• [INPUT DATA]
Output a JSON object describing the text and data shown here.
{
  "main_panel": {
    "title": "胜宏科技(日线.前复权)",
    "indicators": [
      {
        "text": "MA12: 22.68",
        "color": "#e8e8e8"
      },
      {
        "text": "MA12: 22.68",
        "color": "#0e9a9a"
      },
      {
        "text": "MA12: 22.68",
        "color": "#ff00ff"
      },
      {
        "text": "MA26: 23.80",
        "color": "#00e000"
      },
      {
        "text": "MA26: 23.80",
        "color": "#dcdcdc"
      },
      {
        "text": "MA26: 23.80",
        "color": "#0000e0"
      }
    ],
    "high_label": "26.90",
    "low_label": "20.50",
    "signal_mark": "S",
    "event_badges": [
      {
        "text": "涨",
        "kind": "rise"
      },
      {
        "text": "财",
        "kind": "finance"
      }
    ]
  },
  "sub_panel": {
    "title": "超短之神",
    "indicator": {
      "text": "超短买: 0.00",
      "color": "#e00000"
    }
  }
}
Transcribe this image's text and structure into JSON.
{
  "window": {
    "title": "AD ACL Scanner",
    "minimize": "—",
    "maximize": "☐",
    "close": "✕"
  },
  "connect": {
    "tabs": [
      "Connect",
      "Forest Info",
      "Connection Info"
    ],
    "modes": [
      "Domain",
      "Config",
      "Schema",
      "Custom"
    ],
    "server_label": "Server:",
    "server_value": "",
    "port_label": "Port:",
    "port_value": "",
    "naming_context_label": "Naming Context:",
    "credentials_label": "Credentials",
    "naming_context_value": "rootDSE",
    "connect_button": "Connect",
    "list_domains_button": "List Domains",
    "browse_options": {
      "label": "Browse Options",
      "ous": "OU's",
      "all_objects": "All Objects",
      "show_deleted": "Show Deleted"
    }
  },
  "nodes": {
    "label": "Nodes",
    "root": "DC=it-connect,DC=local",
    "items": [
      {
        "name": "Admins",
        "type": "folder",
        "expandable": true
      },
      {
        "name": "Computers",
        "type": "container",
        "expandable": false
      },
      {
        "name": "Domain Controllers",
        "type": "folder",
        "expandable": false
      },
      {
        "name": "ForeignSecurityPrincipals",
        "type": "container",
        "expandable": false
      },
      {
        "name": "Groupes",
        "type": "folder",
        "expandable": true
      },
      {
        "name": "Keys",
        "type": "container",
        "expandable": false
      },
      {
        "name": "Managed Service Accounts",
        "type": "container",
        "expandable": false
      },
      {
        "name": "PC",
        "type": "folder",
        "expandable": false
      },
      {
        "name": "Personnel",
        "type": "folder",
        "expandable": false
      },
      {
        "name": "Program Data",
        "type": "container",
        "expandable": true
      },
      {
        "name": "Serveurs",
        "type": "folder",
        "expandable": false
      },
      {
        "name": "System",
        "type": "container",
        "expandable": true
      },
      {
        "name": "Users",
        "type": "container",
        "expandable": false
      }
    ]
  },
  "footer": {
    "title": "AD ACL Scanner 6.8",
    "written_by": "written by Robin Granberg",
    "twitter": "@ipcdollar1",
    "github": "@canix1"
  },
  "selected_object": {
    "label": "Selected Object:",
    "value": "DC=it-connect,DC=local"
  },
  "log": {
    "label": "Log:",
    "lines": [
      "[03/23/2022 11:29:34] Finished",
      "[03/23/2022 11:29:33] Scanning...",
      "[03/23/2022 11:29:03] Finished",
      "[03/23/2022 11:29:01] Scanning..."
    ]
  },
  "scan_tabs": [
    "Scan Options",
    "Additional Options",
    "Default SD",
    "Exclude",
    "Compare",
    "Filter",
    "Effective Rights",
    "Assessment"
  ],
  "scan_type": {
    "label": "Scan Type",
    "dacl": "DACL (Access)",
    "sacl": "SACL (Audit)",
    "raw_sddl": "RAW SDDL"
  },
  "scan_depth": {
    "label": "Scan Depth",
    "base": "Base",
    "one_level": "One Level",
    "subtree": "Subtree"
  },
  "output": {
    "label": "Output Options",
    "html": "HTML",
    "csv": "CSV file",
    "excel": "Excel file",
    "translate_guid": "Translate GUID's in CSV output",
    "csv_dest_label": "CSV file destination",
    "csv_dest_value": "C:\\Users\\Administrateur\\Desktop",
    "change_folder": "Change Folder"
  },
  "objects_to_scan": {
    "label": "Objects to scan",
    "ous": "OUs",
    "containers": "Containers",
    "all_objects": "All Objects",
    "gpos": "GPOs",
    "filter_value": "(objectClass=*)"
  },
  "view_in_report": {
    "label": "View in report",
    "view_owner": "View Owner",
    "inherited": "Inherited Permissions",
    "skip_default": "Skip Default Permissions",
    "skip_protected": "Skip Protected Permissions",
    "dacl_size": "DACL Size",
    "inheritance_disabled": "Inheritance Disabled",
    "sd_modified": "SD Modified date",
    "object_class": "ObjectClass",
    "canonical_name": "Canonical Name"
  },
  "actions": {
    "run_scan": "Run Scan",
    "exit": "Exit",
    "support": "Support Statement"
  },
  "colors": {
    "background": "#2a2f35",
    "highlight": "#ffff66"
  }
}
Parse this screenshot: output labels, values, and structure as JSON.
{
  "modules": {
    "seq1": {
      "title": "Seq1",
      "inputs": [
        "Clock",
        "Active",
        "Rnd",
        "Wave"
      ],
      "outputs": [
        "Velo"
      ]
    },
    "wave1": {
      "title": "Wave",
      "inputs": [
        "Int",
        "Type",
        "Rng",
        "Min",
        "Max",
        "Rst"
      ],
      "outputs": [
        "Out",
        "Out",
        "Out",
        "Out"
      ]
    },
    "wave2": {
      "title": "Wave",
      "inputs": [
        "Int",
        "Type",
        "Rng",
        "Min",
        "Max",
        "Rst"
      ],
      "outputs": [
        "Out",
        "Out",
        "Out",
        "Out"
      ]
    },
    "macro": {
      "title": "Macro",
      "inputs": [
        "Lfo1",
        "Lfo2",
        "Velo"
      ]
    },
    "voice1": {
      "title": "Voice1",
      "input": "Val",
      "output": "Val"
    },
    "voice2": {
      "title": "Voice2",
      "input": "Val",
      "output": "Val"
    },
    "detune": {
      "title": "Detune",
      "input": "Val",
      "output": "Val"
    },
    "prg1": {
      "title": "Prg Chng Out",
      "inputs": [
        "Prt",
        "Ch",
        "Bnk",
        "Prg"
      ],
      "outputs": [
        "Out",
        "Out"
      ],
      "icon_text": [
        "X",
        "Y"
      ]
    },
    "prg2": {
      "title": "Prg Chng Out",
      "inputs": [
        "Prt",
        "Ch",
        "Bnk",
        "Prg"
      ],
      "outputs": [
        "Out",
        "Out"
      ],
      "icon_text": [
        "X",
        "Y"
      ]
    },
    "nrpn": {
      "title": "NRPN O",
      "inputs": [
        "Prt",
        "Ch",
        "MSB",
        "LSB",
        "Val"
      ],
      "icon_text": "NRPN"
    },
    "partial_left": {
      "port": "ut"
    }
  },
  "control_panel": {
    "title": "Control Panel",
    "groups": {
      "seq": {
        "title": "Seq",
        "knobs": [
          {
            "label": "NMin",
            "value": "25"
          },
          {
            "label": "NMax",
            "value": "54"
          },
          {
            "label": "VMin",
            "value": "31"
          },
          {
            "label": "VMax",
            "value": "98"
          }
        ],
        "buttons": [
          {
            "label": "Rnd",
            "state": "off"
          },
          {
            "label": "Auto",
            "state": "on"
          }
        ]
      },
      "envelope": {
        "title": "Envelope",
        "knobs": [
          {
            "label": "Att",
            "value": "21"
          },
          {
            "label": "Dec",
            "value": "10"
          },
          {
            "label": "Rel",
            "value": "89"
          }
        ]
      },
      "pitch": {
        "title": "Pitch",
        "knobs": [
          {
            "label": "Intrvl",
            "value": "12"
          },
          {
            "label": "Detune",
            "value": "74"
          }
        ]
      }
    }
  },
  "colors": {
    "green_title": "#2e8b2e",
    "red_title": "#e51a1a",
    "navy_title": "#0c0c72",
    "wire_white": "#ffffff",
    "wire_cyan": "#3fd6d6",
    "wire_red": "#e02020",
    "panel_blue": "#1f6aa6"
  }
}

• [JOB] Identify and list each line with the word "Scanning".

• [TASK RESPONSE]
      "[03/23/2022 11:29:33] Scanning...",
      "[03/23/2022 11:29:01] Scanning..."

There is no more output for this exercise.